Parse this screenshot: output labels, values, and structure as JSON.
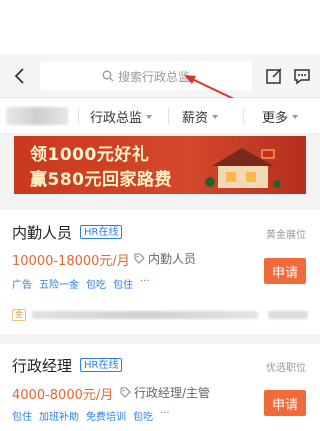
{
  "header": {
    "search_placeholder": "搜索行政总监"
  },
  "filters": [
    {
      "label": "行政总监"
    },
    {
      "label": "薪资"
    },
    {
      "label": "更多"
    }
  ],
  "banner": {
    "line1": "领1000元好礼",
    "line2": "赢580元回家路费"
  },
  "jobs": [
    {
      "title": "内勤人员",
      "badge": "HR在线",
      "tag_right": "黄金展位",
      "salary": "10000-18000元/月",
      "position": "内勤人员",
      "tags": [
        "广告",
        "五险一金",
        "包吃",
        "包住",
        "···"
      ],
      "apply": "申请",
      "footer_badge": "金",
      "accent": "#e8662e"
    },
    {
      "title": "行政经理",
      "badge": "HR在线",
      "tag_right": "优选职位",
      "salary": "4000-8000元/月",
      "position": "行政经理/主管",
      "tags": [
        "包住",
        "加班补助",
        "免费培训",
        "包吃",
        "···"
      ],
      "apply": "申请"
    }
  ],
  "colors": {
    "accent": "#f06a3a",
    "link": "#2b7de9",
    "banner": "#c9391f",
    "annotation_arrow": "#e0302a"
  }
}
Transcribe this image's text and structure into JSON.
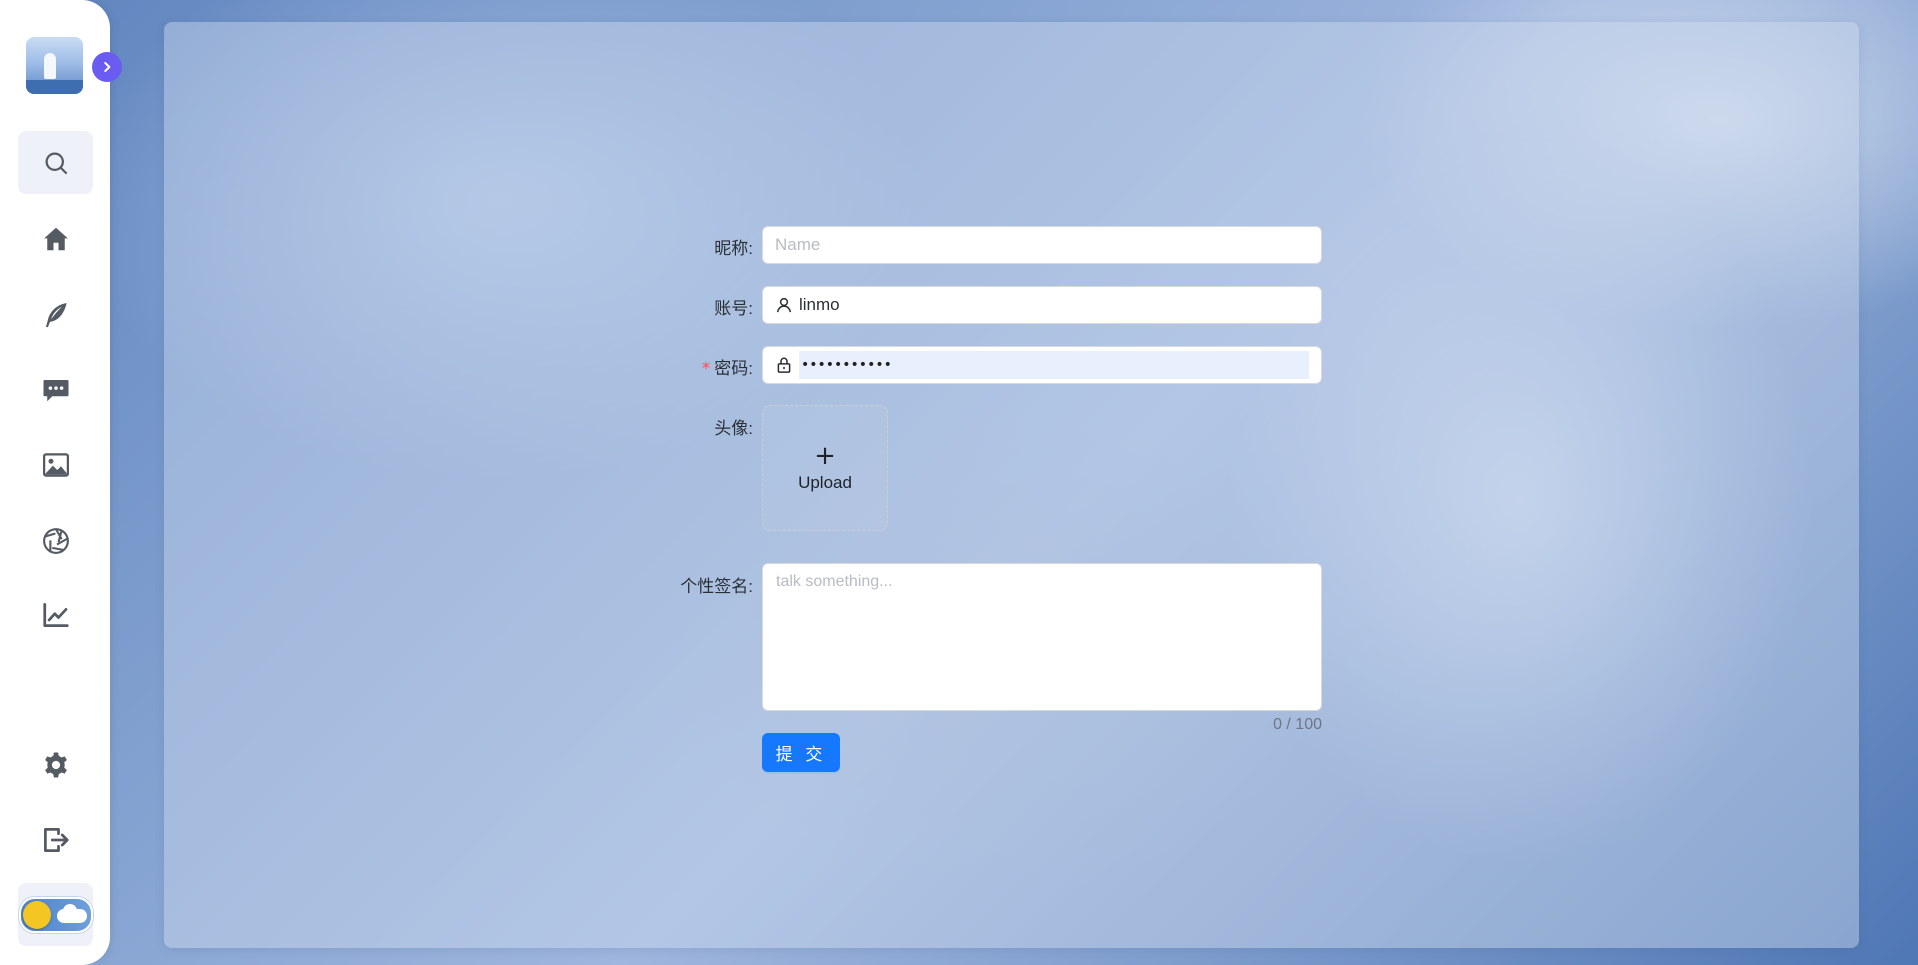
{
  "sidebar": {
    "avatar_alt": "",
    "expand_icon": "chevron-right-icon",
    "items": [
      {
        "name": "search",
        "icon": "search-icon",
        "active": true
      },
      {
        "name": "home",
        "icon": "home-icon",
        "active": false
      },
      {
        "name": "write",
        "icon": "feather-icon",
        "active": false
      },
      {
        "name": "messages",
        "icon": "chat-icon",
        "active": false
      },
      {
        "name": "gallery",
        "icon": "image-icon",
        "active": false
      },
      {
        "name": "camera",
        "icon": "aperture-icon",
        "active": false
      },
      {
        "name": "stats",
        "icon": "chart-line-icon",
        "active": false
      },
      {
        "name": "settings",
        "icon": "gear-icon",
        "active": false
      },
      {
        "name": "logout",
        "icon": "logout-icon",
        "active": false
      }
    ],
    "theme_toggle": {
      "state": "light"
    }
  },
  "form": {
    "nickname": {
      "label": "昵称:",
      "placeholder": "Name",
      "value": ""
    },
    "account": {
      "label": "账号:",
      "value": "linmo"
    },
    "password": {
      "label": "密码:",
      "required_mark": "*",
      "masked_value": "•••••••••••"
    },
    "avatar": {
      "label": "头像:",
      "plus": "+",
      "upload_text": "Upload"
    },
    "signature": {
      "label": "个性签名:",
      "placeholder": "talk something...",
      "counter": "0 / 100"
    },
    "submit_label": "提 交"
  },
  "colors": {
    "primary": "#1677ff",
    "required": "#ff4d4f",
    "toggle_knob": "#f3c623",
    "expand_button": "#6a5cf0"
  }
}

◆ **PROBLEM STATEMENT**
Pictures are to be left out; repeat all the remaining data exactly.

◆ **THE ANSWER**
Parse this screenshot: output labels, values, and structure as JSON.
{
  "header": {
    "search_placeholder": "搜索行政总监"
  },
  "filters": [
    {
      "label": "行政总监"
    },
    {
      "label": "薪资"
    },
    {
      "label": "更多"
    }
  ],
  "banner": {
    "line1": "领1000元好礼",
    "line2": "赢580元回家路费"
  },
  "jobs": [
    {
      "title": "内勤人员",
      "badge": "HR在线",
      "tag_right": "黄金展位",
      "salary": "10000-18000元/月",
      "position": "内勤人员",
      "tags": [
        "广告",
        "五险一金",
        "包吃",
        "包住",
        "···"
      ],
      "apply": "申请",
      "footer_badge": "金",
      "accent": "#e8662e"
    },
    {
      "title": "行政经理",
      "badge": "HR在线",
      "tag_right": "优选职位",
      "salary": "4000-8000元/月",
      "position": "行政经理/主管",
      "tags": [
        "包住",
        "加班补助",
        "免费培训",
        "包吃",
        "···"
      ],
      "apply": "申请"
    }
  ],
  "colors": {
    "accent": "#f06a3a",
    "link": "#2b7de9",
    "banner": "#c9391f",
    "annotation_arrow": "#e0302a"
  }
}
Transcribe this image's text and structure into JSON.
{
  "sidebar": {
    "avatar_alt": "",
    "expand_icon": "chevron-right-icon",
    "items": [
      {
        "name": "search",
        "icon": "search-icon",
        "active": true
      },
      {
        "name": "home",
        "icon": "home-icon",
        "active": false
      },
      {
        "name": "write",
        "icon": "feather-icon",
        "active": false
      },
      {
        "name": "messages",
        "icon": "chat-icon",
        "active": false
      },
      {
        "name": "gallery",
        "icon": "image-icon",
        "active": false
      },
      {
        "name": "camera",
        "icon": "aperture-icon",
        "active": false
      },
      {
        "name": "stats",
        "icon": "chart-line-icon",
        "active": false
      },
      {
        "name": "settings",
        "icon": "gear-icon",
        "active": false
      },
      {
        "name": "logout",
        "icon": "logout-icon",
        "active": false
      }
    ],
    "theme_toggle": {
      "state": "light"
    }
  },
  "form": {
    "nickname": {
      "label": "昵称:",
      "placeholder": "Name",
      "value": ""
    },
    "account": {
      "label": "账号:",
      "value": "linmo"
    },
    "password": {
      "label": "密码:",
      "required_mark": "*",
      "masked_value": "•••••••••••"
    },
    "avatar": {
      "label": "头像:",
      "plus": "+",
      "upload_text": "Upload"
    },
    "signature": {
      "label": "个性签名:",
      "placeholder": "talk something...",
      "counter": "0 / 100"
    },
    "submit_label": "提 交"
  },
  "colors": {
    "primary": "#1677ff",
    "required": "#ff4d4f",
    "toggle_knob": "#f3c623",
    "expand_button": "#6a5cf0"
  }
}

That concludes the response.